◆ **Task prompt**: Every entry must be duplicated precisely as written.

---------- Information shown

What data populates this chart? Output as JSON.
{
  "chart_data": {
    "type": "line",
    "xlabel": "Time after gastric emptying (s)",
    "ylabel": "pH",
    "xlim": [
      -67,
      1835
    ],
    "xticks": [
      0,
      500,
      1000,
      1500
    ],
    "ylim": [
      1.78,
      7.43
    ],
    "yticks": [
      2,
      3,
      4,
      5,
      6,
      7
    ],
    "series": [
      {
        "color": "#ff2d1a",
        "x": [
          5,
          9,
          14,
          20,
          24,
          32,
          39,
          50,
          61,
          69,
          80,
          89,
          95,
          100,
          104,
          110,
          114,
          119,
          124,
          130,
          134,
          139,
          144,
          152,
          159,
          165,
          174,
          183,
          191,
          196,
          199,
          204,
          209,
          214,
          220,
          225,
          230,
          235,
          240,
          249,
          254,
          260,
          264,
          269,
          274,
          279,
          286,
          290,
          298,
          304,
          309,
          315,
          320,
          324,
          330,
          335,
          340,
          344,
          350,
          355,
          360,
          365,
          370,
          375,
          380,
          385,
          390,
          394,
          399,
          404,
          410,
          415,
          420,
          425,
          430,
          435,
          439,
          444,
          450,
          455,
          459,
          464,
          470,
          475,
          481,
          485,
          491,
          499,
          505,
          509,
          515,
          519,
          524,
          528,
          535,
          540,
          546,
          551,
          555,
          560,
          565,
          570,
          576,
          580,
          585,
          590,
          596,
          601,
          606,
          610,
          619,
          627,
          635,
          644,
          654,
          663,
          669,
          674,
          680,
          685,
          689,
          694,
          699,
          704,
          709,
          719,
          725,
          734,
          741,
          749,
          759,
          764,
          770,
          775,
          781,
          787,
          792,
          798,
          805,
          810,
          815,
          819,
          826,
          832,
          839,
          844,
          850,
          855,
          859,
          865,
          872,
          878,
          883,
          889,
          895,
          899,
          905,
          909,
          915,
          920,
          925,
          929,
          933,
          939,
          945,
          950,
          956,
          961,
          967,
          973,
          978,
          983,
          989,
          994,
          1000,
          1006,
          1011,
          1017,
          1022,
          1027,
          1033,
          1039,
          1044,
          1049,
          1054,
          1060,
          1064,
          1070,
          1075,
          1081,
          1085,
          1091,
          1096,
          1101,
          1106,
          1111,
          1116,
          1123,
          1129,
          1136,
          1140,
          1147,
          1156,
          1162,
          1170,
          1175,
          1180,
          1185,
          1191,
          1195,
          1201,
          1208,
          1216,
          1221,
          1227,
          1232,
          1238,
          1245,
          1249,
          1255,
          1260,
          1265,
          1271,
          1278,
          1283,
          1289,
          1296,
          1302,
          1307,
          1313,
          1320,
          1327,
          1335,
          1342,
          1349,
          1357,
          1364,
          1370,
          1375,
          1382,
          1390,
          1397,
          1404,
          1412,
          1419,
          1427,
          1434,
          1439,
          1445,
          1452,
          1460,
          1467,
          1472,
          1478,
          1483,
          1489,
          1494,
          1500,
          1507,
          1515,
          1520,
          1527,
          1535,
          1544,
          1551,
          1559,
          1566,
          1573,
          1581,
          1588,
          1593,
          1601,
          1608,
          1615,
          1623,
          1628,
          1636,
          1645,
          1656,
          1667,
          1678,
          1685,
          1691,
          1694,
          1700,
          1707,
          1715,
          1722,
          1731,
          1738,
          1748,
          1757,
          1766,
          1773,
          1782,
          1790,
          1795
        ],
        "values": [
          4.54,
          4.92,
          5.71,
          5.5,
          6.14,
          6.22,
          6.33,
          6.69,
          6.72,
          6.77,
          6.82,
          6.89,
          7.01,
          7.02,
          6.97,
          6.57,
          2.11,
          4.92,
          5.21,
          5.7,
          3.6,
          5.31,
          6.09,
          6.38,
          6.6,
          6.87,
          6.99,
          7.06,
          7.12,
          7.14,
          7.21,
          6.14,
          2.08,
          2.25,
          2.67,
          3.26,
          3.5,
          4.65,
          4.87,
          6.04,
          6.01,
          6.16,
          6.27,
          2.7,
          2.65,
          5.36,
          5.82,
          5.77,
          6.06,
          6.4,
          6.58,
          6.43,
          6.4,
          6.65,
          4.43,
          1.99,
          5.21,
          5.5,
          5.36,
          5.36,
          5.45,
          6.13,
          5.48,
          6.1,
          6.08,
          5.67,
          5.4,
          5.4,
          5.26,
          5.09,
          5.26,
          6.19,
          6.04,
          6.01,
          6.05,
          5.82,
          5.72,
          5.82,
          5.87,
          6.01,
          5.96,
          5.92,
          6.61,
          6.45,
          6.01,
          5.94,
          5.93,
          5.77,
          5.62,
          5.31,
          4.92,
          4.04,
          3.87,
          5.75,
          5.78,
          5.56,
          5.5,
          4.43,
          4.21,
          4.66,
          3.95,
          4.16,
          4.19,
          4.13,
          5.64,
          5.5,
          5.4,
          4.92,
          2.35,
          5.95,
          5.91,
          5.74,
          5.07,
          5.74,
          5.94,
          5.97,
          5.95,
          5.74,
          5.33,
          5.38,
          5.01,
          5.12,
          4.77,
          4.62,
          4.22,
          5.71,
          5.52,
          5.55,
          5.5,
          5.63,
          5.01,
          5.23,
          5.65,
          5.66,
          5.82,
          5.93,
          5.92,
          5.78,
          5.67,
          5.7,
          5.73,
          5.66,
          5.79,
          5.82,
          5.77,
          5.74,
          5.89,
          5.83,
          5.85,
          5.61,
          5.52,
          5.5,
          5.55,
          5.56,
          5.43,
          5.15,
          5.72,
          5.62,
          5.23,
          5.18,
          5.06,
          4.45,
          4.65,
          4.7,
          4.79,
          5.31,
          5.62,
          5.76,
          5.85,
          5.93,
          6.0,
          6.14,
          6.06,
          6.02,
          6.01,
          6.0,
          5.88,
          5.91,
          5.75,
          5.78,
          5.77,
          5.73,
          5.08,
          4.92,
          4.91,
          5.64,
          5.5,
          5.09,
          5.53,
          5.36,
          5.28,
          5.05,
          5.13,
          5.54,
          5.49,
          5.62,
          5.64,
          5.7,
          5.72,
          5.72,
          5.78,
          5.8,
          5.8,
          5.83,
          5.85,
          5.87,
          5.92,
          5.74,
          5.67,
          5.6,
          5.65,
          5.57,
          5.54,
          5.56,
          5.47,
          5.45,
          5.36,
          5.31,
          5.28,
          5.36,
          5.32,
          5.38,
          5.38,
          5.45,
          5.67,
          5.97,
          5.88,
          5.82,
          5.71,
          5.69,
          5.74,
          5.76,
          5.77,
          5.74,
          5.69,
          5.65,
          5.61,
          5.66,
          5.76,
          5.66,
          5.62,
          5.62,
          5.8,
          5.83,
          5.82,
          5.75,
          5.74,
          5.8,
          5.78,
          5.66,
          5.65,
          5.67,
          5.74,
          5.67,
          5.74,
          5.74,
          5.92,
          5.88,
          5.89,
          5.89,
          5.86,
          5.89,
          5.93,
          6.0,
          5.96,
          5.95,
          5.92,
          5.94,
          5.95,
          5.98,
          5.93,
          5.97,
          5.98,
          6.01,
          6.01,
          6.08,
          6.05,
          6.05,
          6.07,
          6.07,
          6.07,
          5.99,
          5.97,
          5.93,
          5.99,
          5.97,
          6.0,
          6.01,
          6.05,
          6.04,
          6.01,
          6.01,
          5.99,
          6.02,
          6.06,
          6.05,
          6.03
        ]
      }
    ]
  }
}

--------------------

◆ **Complete response**:
What data populates this chart? Output as JSON.
{
  "chart_data": {
    "type": "line",
    "xlabel": "Time after gastric emptying (s)",
    "ylabel": "pH",
    "xlim": [
      -67,
      1835
    ],
    "xticks": [
      0,
      500,
      1000,
      1500
    ],
    "ylim": [
      1.78,
      7.43
    ],
    "yticks": [
      2,
      3,
      4,
      5,
      6,
      7
    ],
    "series": [
      {
        "color": "#ff2d1a",
        "x": [
          5,
          9,
          14,
          20,
          24,
          32,
          39,
          50,
          61,
          69,
          80,
          89,
          95,
          100,
          104,
          110,
          114,
          119,
          124,
          130,
          134,
          139,
          144,
          152,
          159,
          165,
          174,
          183,
          191,
          196,
          199,
          204,
          209,
          214,
          220,
          225,
          230,
          235,
          240,
          249,
          254,
          260,
          264,
          269,
          274,
          279,
          286,
          290,
          298,
          304,
          309,
          315,
          320,
          324,
          330,
          335,
          340,
          344,
          350,
          355,
          360,
          365,
          370,
          375,
          380,
          385,
          390,
          394,
          399,
          404,
          410,
          415,
          420,
          425,
          430,
          435,
          439,
          444,
          450,
          455,
          459,
          464,
          470,
          475,
          481,
          485,
          491,
          499,
          505,
          509,
          515,
          519,
          524,
          528,
          535,
          540,
          546,
          551,
          555,
          560,
          565,
          570,
          576,
          580,
          585,
          590,
          596,
          601,
          606,
          610,
          619,
          627,
          635,
          644,
          654,
          663,
          669,
          674,
          680,
          685,
          689,
          694,
          699,
          704,
          709,
          719,
          725,
          734,
          741,
          749,
          759,
          764,
          770,
          775,
          781,
          787,
          792,
          798,
          805,
          810,
          815,
          819,
          826,
          832,
          839,
          844,
          850,
          855,
          859,
          865,
          872,
          878,
          883,
          889,
          895,
          899,
          905,
          909,
          915,
          920,
          925,
          929,
          933,
          939,
          945,
          950,
          956,
          961,
          967,
          973,
          978,
          983,
          989,
          994,
          1000,
          1006,
          1011,
          1017,
          1022,
          1027,
          1033,
          1039,
          1044,
          1049,
          1054,
          1060,
          1064,
          1070,
          1075,
          1081,
          1085,
          1091,
          1096,
          1101,
          1106,
          1111,
          1116,
          1123,
          1129,
          1136,
          1140,
          1147,
          1156,
          1162,
          1170,
          1175,
          1180,
          1185,
          1191,
          1195,
          1201,
          1208,
          1216,
          1221,
          1227,
          1232,
          1238,
          1245,
          1249,
          1255,
          1260,
          1265,
          1271,
          1278,
          1283,
          1289,
          1296,
          1302,
          1307,
          1313,
          1320,
          1327,
          1335,
          1342,
          1349,
          1357,
          1364,
          1370,
          1375,
          1382,
          1390,
          1397,
          1404,
          1412,
          1419,
          1427,
          1434,
          1439,
          1445,
          1452,
          1460,
          1467,
          1472,
          1478,
          1483,
          1489,
          1494,
          1500,
          1507,
          1515,
          1520,
          1527,
          1535,
          1544,
          1551,
          1559,
          1566,
          1573,
          1581,
          1588,
          1593,
          1601,
          1608,
          1615,
          1623,
          1628,
          1636,
          1645,
          1656,
          1667,
          1678,
          1685,
          1691,
          1694,
          1700,
          1707,
          1715,
          1722,
          1731,
          1738,
          1748,
          1757,
          1766,
          1773,
          1782,
          1790,
          1795
        ],
        "values": [
          4.54,
          4.92,
          5.71,
          5.5,
          6.14,
          6.22,
          6.33,
          6.69,
          6.72,
          6.77,
          6.82,
          6.89,
          7.01,
          7.02,
          6.97,
          6.57,
          2.11,
          4.92,
          5.21,
          5.7,
          3.6,
          5.31,
          6.09,
          6.38,
          6.6,
          6.87,
          6.99,
          7.06,
          7.12,
          7.14,
          7.21,
          6.14,
          2.08,
          2.25,
          2.67,
          3.26,
          3.5,
          4.65,
          4.87,
          6.04,
          6.01,
          6.16,
          6.27,
          2.7,
          2.65,
          5.36,
          5.82,
          5.77,
          6.06,
          6.4,
          6.58,
          6.43,
          6.4,
          6.65,
          4.43,
          1.99,
          5.21,
          5.5,
          5.36,
          5.36,
          5.45,
          6.13,
          5.48,
          6.1,
          6.08,
          5.67,
          5.4,
          5.4,
          5.26,
          5.09,
          5.26,
          6.19,
          6.04,
          6.01,
          6.05,
          5.82,
          5.72,
          5.82,
          5.87,
          6.01,
          5.96,
          5.92,
          6.61,
          6.45,
          6.01,
          5.94,
          5.93,
          5.77,
          5.62,
          5.31,
          4.92,
          4.04,
          3.87,
          5.75,
          5.78,
          5.56,
          5.5,
          4.43,
          4.21,
          4.66,
          3.95,
          4.16,
          4.19,
          4.13,
          5.64,
          5.5,
          5.4,
          4.92,
          2.35,
          5.95,
          5.91,
          5.74,
          5.07,
          5.74,
          5.94,
          5.97,
          5.95,
          5.74,
          5.33,
          5.38,
          5.01,
          5.12,
          4.77,
          4.62,
          4.22,
          5.71,
          5.52,
          5.55,
          5.5,
          5.63,
          5.01,
          5.23,
          5.65,
          5.66,
          5.82,
          5.93,
          5.92,
          5.78,
          5.67,
          5.7,
          5.73,
          5.66,
          5.79,
          5.82,
          5.77,
          5.74,
          5.89,
          5.83,
          5.85,
          5.61,
          5.52,
          5.5,
          5.55,
          5.56,
          5.43,
          5.15,
          5.72,
          5.62,
          5.23,
          5.18,
          5.06,
          4.45,
          4.65,
          4.7,
          4.79,
          5.31,
          5.62,
          5.76,
          5.85,
          5.93,
          6.0,
          6.14,
          6.06,
          6.02,
          6.01,
          6.0,
          5.88,
          5.91,
          5.75,
          5.78,
          5.77,
          5.73,
          5.08,
          4.92,
          4.91,
          5.64,
          5.5,
          5.09,
          5.53,
          5.36,
          5.28,
          5.05,
          5.13,
          5.54,
          5.49,
          5.62,
          5.64,
          5.7,
          5.72,
          5.72,
          5.78,
          5.8,
          5.8,
          5.83,
          5.85,
          5.87,
          5.92,
          5.74,
          5.67,
          5.6,
          5.65,
          5.57,
          5.54,
          5.56,
          5.47,
          5.45,
          5.36,
          5.31,
          5.28,
          5.36,
          5.32,
          5.38,
          5.38,
          5.45,
          5.67,
          5.97,
          5.88,
          5.82,
          5.71,
          5.69,
          5.74,
          5.76,
          5.77,
          5.74,
          5.69,
          5.65,
          5.61,
          5.66,
          5.76,
          5.66,
          5.62,
          5.62,
          5.8,
          5.83,
          5.82,
          5.75,
          5.74,
          5.8,
          5.78,
          5.66,
          5.65,
          5.67,
          5.74,
          5.67,
          5.74,
          5.74,
          5.92,
          5.88,
          5.89,
          5.89,
          5.86,
          5.89,
          5.93,
          6.0,
          5.96,
          5.95,
          5.92,
          5.94,
          5.95,
          5.98,
          5.93,
          5.97,
          5.98,
          6.01,
          6.01,
          6.08,
          6.05,
          6.05,
          6.07,
          6.07,
          6.07,
          5.99,
          5.97,
          5.93,
          5.99,
          5.97,
          6.0,
          6.01,
          6.05,
          6.04,
          6.01,
          6.01,
          5.99,
          6.02,
          6.06,
          6.05,
          6.03
        ]
      }
    ]
  }
}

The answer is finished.